== Goal of the exercise ==
Where a line of the listing below includes the word "display", reproduce that line.

== Records ==
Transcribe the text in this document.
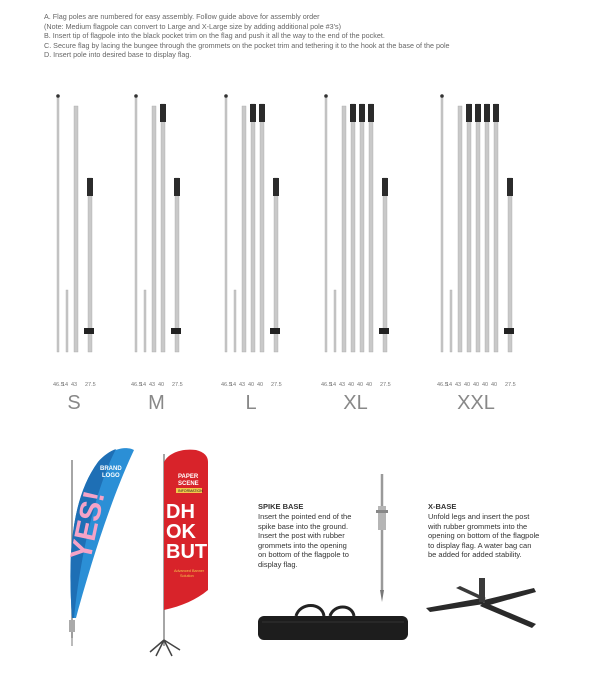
A. Flag poles are numbered for easy assembly. Follow guide above for assembly order
(Note: Medium flagpole can convert to Large and X-Large size by adding additional pole #3's)
B. Insert tip of flagpole into the black pocket trim on the flag and push it all the way to the end of the pocket.
C. Secure flag by lacing the bungee through the grommets on the pocket trim and tethering it to the hook at the base of the pole
D. Insert pole into desired base to display flag.
46.5
14 43 27.5
S
46.5
14 43 40 27.5
M
46.5
14 43 40 40 27.5
L
46.5
14 43 40 40 40 27.5
XL
46.5
14 43 40 40 40 40 27.5
XXL
BRAND
LOGO
YES!
PAPER
SCENE
INFORMATION
DH
OK
BUT
Advanced Banner
Solution
SPIKE BASE
Insert the pointed end of the
spike base into the ground.
Insert the post with rubber
grommets into the opening
on bottom of the flagpole to
display flag.
X-BASE
Unfold legs and insert the post
with rubber grommets into the
opening on bottom of the flagpole
to display flag. A water bag can
be added for added stability.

== Solved problem ==
D. Insert pole into desired base to display flag.
display flag.
to display flag. A water bag can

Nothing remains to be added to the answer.